DESCRIPTION OF THE TASK: Using the listing below, please gather every line containing the word "data".

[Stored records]
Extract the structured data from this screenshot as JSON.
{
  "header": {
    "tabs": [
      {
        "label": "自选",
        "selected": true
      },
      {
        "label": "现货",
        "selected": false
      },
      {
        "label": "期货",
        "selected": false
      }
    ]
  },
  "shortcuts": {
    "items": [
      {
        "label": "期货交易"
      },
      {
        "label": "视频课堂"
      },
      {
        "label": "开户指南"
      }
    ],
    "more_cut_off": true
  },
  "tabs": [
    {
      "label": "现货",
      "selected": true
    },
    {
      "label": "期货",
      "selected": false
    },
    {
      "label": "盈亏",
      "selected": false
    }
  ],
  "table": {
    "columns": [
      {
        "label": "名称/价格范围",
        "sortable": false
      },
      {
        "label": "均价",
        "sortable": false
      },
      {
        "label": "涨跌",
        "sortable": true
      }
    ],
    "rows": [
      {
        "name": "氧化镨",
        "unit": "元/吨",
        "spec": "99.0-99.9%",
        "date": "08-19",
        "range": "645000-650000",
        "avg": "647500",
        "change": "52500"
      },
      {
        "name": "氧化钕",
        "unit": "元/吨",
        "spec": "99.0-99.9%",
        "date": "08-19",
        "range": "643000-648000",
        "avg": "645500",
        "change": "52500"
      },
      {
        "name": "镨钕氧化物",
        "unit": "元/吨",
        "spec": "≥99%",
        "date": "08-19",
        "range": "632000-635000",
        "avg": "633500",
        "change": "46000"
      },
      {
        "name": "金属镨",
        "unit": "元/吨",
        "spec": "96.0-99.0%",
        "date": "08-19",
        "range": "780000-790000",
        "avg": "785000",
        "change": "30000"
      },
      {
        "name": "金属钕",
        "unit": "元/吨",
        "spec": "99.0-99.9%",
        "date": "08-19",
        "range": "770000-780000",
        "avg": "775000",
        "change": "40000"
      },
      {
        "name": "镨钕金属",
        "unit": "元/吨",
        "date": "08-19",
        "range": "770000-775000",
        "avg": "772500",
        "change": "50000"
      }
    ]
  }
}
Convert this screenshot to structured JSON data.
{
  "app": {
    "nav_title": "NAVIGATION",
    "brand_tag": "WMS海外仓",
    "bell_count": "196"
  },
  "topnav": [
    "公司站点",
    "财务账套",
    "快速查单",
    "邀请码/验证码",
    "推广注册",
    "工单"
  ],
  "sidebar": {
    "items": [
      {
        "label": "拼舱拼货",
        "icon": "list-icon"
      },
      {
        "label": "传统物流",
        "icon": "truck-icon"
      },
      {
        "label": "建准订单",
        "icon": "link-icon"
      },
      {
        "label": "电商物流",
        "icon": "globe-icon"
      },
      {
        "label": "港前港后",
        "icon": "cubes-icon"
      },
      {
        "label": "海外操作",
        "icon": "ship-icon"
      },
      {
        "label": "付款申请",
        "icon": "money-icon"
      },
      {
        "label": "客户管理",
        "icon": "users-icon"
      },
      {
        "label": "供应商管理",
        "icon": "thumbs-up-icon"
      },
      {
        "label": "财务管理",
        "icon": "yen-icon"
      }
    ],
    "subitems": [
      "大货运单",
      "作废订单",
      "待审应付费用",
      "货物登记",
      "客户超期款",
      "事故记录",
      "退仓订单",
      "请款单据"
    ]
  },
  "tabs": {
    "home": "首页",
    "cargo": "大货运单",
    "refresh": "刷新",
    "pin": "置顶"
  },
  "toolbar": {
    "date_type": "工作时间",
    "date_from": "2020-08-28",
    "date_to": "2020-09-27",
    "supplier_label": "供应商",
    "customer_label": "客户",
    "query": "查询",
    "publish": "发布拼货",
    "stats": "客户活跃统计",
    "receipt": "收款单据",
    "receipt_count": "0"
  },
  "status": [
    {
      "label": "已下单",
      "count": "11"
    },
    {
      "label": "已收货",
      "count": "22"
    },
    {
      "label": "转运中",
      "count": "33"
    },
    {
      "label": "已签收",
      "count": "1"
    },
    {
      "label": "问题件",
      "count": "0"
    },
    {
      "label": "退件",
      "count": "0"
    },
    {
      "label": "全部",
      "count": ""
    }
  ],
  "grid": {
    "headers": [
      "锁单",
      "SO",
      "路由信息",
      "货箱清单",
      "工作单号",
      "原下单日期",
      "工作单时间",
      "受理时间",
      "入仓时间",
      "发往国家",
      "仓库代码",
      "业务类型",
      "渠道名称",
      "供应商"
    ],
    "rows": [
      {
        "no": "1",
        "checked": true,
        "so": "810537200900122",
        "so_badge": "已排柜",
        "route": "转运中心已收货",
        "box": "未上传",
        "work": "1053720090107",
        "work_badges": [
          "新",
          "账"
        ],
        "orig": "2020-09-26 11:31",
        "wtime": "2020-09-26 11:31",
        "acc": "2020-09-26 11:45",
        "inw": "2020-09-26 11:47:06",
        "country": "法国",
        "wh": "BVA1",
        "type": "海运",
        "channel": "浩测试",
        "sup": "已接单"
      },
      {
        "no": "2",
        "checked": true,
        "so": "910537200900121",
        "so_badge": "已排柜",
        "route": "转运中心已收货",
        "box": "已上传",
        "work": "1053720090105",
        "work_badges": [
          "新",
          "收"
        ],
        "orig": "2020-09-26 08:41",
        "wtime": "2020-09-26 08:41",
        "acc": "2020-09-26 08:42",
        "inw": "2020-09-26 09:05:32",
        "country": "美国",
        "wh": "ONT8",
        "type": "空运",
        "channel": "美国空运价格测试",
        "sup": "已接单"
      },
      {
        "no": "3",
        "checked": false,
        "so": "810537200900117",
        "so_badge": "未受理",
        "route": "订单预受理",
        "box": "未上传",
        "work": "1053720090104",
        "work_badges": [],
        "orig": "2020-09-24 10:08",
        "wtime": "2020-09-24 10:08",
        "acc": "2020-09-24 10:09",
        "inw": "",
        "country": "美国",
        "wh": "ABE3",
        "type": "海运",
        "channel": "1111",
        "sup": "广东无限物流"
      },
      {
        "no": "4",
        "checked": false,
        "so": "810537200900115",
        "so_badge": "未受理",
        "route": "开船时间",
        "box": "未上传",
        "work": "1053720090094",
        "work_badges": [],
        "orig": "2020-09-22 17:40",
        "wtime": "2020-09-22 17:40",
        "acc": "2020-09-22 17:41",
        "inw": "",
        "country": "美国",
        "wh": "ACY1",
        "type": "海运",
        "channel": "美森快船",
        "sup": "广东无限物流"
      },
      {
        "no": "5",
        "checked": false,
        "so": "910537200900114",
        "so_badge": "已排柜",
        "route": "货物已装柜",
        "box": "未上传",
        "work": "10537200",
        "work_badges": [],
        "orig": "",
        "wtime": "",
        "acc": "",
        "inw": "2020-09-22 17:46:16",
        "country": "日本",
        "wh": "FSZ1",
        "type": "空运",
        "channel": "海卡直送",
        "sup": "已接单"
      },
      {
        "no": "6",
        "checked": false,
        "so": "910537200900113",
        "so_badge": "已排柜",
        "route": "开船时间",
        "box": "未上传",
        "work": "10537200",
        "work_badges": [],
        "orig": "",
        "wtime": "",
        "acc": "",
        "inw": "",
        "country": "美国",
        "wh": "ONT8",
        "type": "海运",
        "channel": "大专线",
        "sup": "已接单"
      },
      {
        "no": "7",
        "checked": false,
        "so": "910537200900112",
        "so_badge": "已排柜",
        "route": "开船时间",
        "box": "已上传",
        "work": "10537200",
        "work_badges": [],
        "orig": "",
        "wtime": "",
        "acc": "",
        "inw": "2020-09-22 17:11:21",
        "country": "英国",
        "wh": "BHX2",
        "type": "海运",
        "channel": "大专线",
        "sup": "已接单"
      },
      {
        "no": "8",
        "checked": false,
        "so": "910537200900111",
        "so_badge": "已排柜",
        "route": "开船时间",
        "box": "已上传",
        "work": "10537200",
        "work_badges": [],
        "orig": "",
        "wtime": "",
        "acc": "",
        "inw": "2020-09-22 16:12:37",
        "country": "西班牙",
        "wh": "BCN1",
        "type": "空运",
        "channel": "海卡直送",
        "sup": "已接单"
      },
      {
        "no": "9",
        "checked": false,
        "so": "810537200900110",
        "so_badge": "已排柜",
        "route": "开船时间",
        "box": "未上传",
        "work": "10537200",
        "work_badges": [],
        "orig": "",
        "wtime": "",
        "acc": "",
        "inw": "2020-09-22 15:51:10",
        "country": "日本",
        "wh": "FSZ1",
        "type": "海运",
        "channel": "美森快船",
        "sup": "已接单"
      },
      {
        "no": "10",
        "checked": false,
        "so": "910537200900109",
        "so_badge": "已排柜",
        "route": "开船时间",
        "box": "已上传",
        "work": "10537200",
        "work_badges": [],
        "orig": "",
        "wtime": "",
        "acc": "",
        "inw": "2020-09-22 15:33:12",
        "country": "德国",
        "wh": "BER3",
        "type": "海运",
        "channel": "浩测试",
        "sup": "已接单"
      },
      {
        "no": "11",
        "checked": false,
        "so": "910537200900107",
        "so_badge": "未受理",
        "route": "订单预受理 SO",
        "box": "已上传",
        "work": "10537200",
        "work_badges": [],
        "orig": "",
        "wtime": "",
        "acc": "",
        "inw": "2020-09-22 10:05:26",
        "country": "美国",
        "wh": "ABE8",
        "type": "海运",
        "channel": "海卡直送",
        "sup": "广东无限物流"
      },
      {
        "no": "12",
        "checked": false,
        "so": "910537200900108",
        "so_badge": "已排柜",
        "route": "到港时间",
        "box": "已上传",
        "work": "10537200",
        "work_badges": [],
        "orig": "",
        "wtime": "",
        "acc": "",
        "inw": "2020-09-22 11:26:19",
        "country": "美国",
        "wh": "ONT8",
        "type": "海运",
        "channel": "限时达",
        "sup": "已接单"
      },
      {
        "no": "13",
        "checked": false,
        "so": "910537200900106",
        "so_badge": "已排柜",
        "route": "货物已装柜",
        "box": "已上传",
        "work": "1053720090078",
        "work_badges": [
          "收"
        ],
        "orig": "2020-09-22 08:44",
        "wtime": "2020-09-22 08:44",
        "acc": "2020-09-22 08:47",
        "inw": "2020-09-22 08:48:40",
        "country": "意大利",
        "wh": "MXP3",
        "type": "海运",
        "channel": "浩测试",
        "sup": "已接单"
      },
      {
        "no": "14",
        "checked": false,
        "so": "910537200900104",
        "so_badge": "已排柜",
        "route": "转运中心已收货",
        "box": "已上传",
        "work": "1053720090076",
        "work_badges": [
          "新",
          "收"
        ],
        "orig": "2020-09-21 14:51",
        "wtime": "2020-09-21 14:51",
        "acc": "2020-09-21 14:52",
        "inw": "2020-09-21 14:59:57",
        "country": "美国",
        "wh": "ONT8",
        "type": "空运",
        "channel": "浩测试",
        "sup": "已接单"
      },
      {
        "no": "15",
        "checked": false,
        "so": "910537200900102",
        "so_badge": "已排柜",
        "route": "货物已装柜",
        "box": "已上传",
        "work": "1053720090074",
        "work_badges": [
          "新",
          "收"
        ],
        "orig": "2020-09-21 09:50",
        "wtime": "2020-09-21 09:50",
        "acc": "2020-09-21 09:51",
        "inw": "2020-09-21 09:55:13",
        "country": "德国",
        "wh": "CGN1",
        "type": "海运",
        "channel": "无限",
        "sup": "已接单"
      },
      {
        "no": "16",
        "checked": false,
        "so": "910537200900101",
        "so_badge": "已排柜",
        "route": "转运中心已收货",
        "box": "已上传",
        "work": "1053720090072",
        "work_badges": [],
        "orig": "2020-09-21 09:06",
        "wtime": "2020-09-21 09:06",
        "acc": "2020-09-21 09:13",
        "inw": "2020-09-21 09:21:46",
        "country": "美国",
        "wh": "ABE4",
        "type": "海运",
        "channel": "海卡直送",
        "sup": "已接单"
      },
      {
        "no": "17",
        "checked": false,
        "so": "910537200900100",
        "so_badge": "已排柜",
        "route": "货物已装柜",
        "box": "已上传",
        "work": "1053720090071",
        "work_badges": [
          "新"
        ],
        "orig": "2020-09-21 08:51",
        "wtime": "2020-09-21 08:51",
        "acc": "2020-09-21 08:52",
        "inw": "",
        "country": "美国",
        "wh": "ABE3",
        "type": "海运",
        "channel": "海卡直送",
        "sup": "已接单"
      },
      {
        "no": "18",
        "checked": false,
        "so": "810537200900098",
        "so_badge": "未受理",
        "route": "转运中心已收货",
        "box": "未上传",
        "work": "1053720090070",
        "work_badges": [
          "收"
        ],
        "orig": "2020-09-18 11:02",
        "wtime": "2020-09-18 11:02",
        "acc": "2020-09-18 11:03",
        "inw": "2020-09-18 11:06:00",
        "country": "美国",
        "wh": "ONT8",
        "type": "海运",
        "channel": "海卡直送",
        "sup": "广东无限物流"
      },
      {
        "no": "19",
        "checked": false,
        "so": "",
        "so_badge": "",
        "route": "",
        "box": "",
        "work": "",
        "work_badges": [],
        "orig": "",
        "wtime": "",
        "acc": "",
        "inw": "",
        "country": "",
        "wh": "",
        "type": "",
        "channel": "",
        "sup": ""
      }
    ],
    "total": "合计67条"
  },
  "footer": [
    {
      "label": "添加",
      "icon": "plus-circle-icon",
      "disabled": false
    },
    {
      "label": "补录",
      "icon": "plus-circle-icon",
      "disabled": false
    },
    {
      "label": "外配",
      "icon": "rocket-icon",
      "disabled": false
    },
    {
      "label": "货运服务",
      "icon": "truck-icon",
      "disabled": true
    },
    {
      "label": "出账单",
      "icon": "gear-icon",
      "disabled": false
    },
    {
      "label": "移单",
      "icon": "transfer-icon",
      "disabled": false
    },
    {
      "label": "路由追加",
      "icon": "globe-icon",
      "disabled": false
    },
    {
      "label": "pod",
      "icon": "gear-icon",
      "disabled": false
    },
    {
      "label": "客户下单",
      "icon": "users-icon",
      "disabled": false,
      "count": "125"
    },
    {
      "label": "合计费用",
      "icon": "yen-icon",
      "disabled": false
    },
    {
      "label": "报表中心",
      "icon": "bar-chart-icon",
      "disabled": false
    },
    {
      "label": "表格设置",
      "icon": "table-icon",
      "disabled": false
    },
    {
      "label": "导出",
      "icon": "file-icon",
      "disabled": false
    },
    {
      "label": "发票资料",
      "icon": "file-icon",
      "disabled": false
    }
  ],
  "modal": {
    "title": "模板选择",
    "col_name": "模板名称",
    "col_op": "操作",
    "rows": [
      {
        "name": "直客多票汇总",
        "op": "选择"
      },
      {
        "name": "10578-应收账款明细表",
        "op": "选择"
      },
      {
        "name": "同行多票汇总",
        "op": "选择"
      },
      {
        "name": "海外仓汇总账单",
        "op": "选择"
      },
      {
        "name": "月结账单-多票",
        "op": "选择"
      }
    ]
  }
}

EXPECTED ANSWER:
Extract the structured data from this screenshot as JSON.
Convert this screenshot to structured JSON data.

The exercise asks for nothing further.